### Dataset listings of figures:
......
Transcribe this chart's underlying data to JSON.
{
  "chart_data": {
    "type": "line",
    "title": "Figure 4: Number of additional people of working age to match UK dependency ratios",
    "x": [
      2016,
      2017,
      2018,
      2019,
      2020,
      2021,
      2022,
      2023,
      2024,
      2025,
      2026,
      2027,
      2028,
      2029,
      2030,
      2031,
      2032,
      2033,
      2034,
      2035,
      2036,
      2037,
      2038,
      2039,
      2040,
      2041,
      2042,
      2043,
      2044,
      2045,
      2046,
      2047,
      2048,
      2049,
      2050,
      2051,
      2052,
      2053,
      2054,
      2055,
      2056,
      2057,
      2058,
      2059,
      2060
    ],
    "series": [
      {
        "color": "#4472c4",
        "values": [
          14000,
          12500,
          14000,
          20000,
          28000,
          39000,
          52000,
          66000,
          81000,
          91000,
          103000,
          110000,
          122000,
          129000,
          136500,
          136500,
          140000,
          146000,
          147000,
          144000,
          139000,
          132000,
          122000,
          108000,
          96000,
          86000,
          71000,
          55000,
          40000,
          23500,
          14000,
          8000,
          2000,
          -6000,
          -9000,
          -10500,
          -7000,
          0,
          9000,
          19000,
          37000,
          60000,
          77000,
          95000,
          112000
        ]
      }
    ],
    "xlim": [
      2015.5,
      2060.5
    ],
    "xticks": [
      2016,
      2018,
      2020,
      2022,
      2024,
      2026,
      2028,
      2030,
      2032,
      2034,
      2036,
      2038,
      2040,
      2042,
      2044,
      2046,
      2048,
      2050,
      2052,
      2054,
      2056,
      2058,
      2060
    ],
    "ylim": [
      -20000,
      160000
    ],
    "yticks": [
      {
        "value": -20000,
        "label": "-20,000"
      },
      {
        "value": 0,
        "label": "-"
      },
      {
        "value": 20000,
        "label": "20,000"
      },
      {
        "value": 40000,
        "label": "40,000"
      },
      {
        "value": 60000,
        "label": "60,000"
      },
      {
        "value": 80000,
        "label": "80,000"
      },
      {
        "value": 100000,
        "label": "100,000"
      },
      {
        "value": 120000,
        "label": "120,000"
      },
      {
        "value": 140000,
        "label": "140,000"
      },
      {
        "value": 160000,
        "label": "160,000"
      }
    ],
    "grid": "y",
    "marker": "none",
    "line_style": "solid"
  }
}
......
Extract the entries above verbatim.

### Result for this task:
Transcribe this chart's underlying data to JSON.
{
  "chart_data": {
    "type": "line",
    "title": "Figure 4: Number of additional people of working age to match UK dependency ratios",
    "x": [
      2016,
      2017,
      2018,
      2019,
      2020,
      2021,
      2022,
      2023,
      2024,
      2025,
      2026,
      2027,
      2028,
      2029,
      2030,
      2031,
      2032,
      2033,
      2034,
      2035,
      2036,
      2037,
      2038,
      2039,
      2040,
      2041,
      2042,
      2043,
      2044,
      2045,
      2046,
      2047,
      2048,
      2049,
      2050,
      2051,
      2052,
      2053,
      2054,
      2055,
      2056,
      2057,
      2058,
      2059,
      2060
    ],
    "series": [
      {
        "color": "#4472c4",
        "values": [
          14000,
          12500,
          14000,
          20000,
          28000,
          39000,
          52000,
          66000,
          81000,
          91000,
          103000,
          110000,
          122000,
          129000,
          136500,
          136500,
          140000,
          146000,
          147000,
          144000,
          139000,
          132000,
          122000,
          108000,
          96000,
          86000,
          71000,
          55000,
          40000,
          23500,
          14000,
          8000,
          2000,
          -6000,
          -9000,
          -10500,
          -7000,
          0,
          9000,
          19000,
          37000,
          60000,
          77000,
          95000,
          112000
        ]
      }
    ],
    "xlim": [
      2015.5,
      2060.5
    ],
    "xticks": [
      2016,
      2018,
      2020,
      2022,
      2024,
      2026,
      2028,
      2030,
      2032,
      2034,
      2036,
      2038,
      2040,
      2042,
      2044,
      2046,
      2048,
      2050,
      2052,
      2054,
      2056,
      2058,
      2060
    ],
    "ylim": [
      -20000,
      160000
    ],
    "yticks": [
      {
        "value": -20000,
        "label": "-20,000"
      },
      {
        "value": 0,
        "label": "-"
      },
      {
        "value": 20000,
        "label": "20,000"
      },
      {
        "value": 40000,
        "label": "40,000"
      },
      {
        "value": 60000,
        "label": "60,000"
      },
      {
        "value": 80000,
        "label": "80,000"
      },
      {
        "value": 100000,
        "label": "100,000"
      },
      {
        "value": 120000,
        "label": "120,000"
      },
      {
        "value": 140000,
        "label": "140,000"
      },
      {
        "value": 160000,
        "label": "160,000"
      }
    ],
    "grid": "y",
    "marker": "none",
    "line_style": "solid"
  }
}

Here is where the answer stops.